- [What to work on]:
Output the material below in full, exactly as it is.

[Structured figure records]
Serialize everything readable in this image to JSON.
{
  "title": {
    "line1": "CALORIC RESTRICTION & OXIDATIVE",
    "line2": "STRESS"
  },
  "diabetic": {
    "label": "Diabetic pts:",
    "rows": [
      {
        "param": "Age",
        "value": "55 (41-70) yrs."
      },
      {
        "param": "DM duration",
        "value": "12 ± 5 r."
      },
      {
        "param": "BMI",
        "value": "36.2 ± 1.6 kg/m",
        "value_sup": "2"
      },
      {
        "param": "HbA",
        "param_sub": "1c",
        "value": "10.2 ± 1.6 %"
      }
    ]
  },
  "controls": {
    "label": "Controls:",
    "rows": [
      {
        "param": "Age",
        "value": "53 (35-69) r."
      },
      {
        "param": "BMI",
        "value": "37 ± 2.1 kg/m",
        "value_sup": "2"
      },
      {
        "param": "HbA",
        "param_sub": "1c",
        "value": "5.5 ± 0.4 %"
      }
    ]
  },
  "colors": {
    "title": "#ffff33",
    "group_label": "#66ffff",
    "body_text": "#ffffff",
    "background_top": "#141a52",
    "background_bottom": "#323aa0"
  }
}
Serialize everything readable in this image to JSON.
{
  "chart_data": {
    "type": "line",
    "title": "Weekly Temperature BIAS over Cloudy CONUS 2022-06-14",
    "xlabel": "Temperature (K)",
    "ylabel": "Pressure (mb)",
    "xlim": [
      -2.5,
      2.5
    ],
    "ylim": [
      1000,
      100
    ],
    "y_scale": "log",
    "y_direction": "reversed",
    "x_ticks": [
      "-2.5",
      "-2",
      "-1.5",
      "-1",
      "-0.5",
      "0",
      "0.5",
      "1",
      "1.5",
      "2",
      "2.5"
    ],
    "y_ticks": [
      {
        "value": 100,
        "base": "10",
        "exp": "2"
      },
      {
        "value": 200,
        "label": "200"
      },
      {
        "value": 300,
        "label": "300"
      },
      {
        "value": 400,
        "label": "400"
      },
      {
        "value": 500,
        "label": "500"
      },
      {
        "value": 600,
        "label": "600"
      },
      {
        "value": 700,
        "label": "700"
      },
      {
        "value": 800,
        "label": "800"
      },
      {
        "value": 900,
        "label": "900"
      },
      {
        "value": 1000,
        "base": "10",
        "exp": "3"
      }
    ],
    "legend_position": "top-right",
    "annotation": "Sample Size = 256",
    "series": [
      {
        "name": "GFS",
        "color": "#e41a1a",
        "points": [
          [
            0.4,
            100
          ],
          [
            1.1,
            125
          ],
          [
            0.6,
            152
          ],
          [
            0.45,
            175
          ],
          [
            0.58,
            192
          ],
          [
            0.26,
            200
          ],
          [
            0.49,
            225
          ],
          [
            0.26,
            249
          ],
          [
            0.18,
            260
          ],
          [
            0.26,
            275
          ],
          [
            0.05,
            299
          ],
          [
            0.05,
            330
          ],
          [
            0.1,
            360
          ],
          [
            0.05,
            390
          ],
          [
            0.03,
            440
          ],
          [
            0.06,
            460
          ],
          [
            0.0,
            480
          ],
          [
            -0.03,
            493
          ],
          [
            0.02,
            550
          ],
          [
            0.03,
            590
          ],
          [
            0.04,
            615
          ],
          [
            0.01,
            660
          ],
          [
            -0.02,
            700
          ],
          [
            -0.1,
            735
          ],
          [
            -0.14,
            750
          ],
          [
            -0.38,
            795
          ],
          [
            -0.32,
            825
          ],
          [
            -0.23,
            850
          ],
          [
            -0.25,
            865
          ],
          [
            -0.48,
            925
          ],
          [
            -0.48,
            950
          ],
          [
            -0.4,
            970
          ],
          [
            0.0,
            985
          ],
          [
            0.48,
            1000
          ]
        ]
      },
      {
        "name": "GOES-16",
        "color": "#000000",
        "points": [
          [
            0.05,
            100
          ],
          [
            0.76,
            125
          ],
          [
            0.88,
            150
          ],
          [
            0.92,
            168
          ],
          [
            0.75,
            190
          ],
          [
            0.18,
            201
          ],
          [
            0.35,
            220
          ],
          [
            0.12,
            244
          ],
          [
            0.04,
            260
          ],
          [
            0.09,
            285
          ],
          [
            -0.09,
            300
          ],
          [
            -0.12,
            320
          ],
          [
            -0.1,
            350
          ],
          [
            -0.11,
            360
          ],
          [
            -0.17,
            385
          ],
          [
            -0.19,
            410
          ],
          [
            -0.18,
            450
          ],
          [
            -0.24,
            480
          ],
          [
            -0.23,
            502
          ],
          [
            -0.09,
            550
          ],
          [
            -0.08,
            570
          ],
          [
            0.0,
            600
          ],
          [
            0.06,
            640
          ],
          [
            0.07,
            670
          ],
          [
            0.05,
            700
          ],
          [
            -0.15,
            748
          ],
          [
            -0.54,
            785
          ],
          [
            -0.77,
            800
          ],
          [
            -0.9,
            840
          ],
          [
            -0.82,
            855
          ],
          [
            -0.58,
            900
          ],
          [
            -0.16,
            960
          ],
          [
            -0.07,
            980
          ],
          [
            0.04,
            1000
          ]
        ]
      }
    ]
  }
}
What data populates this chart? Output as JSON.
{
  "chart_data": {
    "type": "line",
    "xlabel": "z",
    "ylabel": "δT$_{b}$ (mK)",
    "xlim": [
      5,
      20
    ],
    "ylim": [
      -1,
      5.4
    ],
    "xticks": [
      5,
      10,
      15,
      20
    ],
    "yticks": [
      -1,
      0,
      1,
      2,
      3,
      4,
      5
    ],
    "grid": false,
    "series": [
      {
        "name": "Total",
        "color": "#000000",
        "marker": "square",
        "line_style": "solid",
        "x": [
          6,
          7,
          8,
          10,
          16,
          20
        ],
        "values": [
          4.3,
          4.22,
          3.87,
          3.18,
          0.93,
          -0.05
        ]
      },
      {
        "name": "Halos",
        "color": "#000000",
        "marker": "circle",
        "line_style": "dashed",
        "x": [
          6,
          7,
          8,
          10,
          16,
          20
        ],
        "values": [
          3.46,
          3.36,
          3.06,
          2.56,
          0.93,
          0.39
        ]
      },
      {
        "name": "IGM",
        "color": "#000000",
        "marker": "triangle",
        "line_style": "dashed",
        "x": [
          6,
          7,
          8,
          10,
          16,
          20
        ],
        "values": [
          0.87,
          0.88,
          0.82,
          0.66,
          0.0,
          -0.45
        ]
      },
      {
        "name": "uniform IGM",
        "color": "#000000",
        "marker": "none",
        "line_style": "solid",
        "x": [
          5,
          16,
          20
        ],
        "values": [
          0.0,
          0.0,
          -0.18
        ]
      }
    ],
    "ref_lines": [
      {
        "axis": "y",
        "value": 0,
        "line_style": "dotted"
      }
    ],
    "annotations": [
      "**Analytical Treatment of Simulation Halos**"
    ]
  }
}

- [Completed task]:
Serialize everything readable in this image to JSON.
{
  "title": {
    "line1": "CALORIC RESTRICTION & OXIDATIVE",
    "line2": "STRESS"
  },
  "diabetic": {
    "label": "Diabetic pts:",
    "rows": [
      {
        "param": "Age",
        "value": "55 (41-70) yrs."
      },
      {
        "param": "DM duration",
        "value": "12 ± 5 r."
      },
      {
        "param": "BMI",
        "value": "36.2 ± 1.6 kg/m",
        "value_sup": "2"
      },
      {
        "param": "HbA",
        "param_sub": "1c",
        "value": "10.2 ± 1.6 %"
      }
    ]
  },
  "controls": {
    "label": "Controls:",
    "rows": [
      {
        "param": "Age",
        "value": "53 (35-69) r."
      },
      {
        "param": "BMI",
        "value": "37 ± 2.1 kg/m",
        "value_sup": "2"
      },
      {
        "param": "HbA",
        "param_sub": "1c",
        "value": "5.5 ± 0.4 %"
      }
    ]
  },
  "colors": {
    "title": "#ffff33",
    "group_label": "#66ffff",
    "body_text": "#ffffff",
    "background_top": "#141a52",
    "background_bottom": "#323aa0"
  }
}
Serialize everything readable in this image to JSON.
{
  "chart_data": {
    "type": "line",
    "title": "Weekly Temperature BIAS over Cloudy CONUS 2022-06-14",
    "xlabel": "Temperature (K)",
    "ylabel": "Pressure (mb)",
    "xlim": [
      -2.5,
      2.5
    ],
    "ylim": [
      1000,
      100
    ],
    "y_scale": "log",
    "y_direction": "reversed",
    "x_ticks": [
      "-2.5",
      "-2",
      "-1.5",
      "-1",
      "-0.5",
      "0",
      "0.5",
      "1",
      "1.5",
      "2",
      "2.5"
    ],
    "y_ticks": [
      {
        "value": 100,
        "base": "10",
        "exp": "2"
      },
      {
        "value": 200,
        "label": "200"
      },
      {
        "value": 300,
        "label": "300"
      },
      {
        "value": 400,
        "label": "400"
      },
      {
        "value": 500,
        "label": "500"
      },
      {
        "value": 600,
        "label": "600"
      },
      {
        "value": 700,
        "label": "700"
      },
      {
        "value": 800,
        "label": "800"
      },
      {
        "value": 900,
        "label": "900"
      },
      {
        "value": 1000,
        "base": "10",
        "exp": "3"
      }
    ],
    "legend_position": "top-right",
    "annotation": "Sample Size = 256",
    "series": [
      {
        "name": "GFS",
        "color": "#e41a1a",
        "points": [
          [
            0.4,
            100
          ],
          [
            1.1,
            125
          ],
          [
            0.6,
            152
          ],
          [
            0.45,
            175
          ],
          [
            0.58,
            192
          ],
          [
            0.26,
            200
          ],
          [
            0.49,
            225
          ],
          [
            0.26,
            249
          ],
          [
            0.18,
            260
          ],
          [
            0.26,
            275
          ],
          [
            0.05,
            299
          ],
          [
            0.05,
            330
          ],
          [
            0.1,
            360
          ],
          [
            0.05,
            390
          ],
          [
            0.03,
            440
          ],
          [
            0.06,
            460
          ],
          [
            0.0,
            480
          ],
          [
            -0.03,
            493
          ],
          [
            0.02,
            550
          ],
          [
            0.03,
            590
          ],
          [
            0.04,
            615
          ],
          [
            0.01,
            660
          ],
          [
            -0.02,
            700
          ],
          [
            -0.1,
            735
          ],
          [
            -0.14,
            750
          ],
          [
            -0.38,
            795
          ],
          [
            -0.32,
            825
          ],
          [
            -0.23,
            850
          ],
          [
            -0.25,
            865
          ],
          [
            -0.48,
            925
          ],
          [
            -0.48,
            950
          ],
          [
            -0.4,
            970
          ],
          [
            0.0,
            985
          ],
          [
            0.48,
            1000
          ]
        ]
      },
      {
        "name": "GOES-16",
        "color": "#000000",
        "points": [
          [
            0.05,
            100
          ],
          [
            0.76,
            125
          ],
          [
            0.88,
            150
          ],
          [
            0.92,
            168
          ],
          [
            0.75,
            190
          ],
          [
            0.18,
            201
          ],
          [
            0.35,
            220
          ],
          [
            0.12,
            244
          ],
          [
            0.04,
            260
          ],
          [
            0.09,
            285
          ],
          [
            -0.09,
            300
          ],
          [
            -0.12,
            320
          ],
          [
            -0.1,
            350
          ],
          [
            -0.11,
            360
          ],
          [
            -0.17,
            385
          ],
          [
            -0.19,
            410
          ],
          [
            -0.18,
            450
          ],
          [
            -0.24,
            480
          ],
          [
            -0.23,
            502
          ],
          [
            -0.09,
            550
          ],
          [
            -0.08,
            570
          ],
          [
            0.0,
            600
          ],
          [
            0.06,
            640
          ],
          [
            0.07,
            670
          ],
          [
            0.05,
            700
          ],
          [
            -0.15,
            748
          ],
          [
            -0.54,
            785
          ],
          [
            -0.77,
            800
          ],
          [
            -0.9,
            840
          ],
          [
            -0.82,
            855
          ],
          [
            -0.58,
            900
          ],
          [
            -0.16,
            960
          ],
          [
            -0.07,
            980
          ],
          [
            0.04,
            1000
          ]
        ]
      }
    ]
  }
}
What data populates this chart? Output as JSON.
{
  "chart_data": {
    "type": "line",
    "xlabel": "z",
    "ylabel": "δT$_{b}$ (mK)",
    "xlim": [
      5,
      20
    ],
    "ylim": [
      -1,
      5.4
    ],
    "xticks": [
      5,
      10,
      15,
      20
    ],
    "yticks": [
      -1,
      0,
      1,
      2,
      3,
      4,
      5
    ],
    "grid": false,
    "series": [
      {
        "name": "Total",
        "color": "#000000",
        "marker": "square",
        "line_style": "solid",
        "x": [
          6,
          7,
          8,
          10,
          16,
          20
        ],
        "values": [
          4.3,
          4.22,
          3.87,
          3.18,
          0.93,
          -0.05
        ]
      },
      {
        "name": "Halos",
        "color": "#000000",
        "marker": "circle",
        "line_style": "dashed",
        "x": [
          6,
          7,
          8,
          10,
          16,
          20
        ],
        "values": [
          3.46,
          3.36,
          3.06,
          2.56,
          0.93,
          0.39
        ]
      },
      {
        "name": "IGM",
        "color": "#000000",
        "marker": "triangle",
        "line_style": "dashed",
        "x": [
          6,
          7,
          8,
          10,
          16,
          20
        ],
        "values": [
          0.87,
          0.88,
          0.82,
          0.66,
          0.0,
          -0.45
        ]
      },
      {
        "name": "uniform IGM",
        "color": "#000000",
        "marker": "none",
        "line_style": "solid",
        "x": [
          5,
          16,
          20
        ],
        "values": [
          0.0,
          0.0,
          -0.18
        ]
      }
    ],
    "ref_lines": [
      {
        "axis": "y",
        "value": 0,
        "line_style": "dotted"
      }
    ],
    "annotations": [
      "**Analytical Treatment of Simulation Halos**"
    ]
  }
}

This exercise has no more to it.